→ WRITTEN EXERCISE:
Seek out every line containing the word "口袋视频转换器", and copy each.
* * * * * * * * *
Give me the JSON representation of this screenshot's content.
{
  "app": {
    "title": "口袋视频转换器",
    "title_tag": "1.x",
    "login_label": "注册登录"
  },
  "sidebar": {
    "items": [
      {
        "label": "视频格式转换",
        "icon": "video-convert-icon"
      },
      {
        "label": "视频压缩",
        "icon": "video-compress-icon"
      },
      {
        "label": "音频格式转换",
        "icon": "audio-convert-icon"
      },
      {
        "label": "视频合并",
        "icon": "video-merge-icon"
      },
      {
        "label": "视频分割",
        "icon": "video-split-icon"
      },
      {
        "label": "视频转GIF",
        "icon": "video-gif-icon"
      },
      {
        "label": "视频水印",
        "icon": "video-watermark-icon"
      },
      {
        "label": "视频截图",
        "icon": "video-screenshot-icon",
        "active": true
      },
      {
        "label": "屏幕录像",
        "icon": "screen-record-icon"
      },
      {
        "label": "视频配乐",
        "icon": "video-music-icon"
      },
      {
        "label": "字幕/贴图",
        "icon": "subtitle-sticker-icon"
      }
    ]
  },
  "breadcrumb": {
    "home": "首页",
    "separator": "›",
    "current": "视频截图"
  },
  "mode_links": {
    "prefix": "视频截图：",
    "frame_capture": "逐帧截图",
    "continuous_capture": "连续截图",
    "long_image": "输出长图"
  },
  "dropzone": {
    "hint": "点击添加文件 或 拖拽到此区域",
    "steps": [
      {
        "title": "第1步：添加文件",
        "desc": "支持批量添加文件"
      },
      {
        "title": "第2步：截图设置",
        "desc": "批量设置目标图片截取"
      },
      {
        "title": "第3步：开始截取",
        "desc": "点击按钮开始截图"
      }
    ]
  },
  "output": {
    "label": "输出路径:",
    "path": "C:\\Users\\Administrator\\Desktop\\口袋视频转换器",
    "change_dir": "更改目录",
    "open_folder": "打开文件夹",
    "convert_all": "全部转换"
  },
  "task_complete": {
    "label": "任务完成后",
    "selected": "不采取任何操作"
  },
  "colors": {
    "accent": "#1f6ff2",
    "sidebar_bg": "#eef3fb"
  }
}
* * * * * * * * *
→ ANSWER TO THE EXERCISE:
    "title": "口袋视频转换器",
    "path": "C:\\Users\\Administrator\\Desktop\\口袋视频转换器",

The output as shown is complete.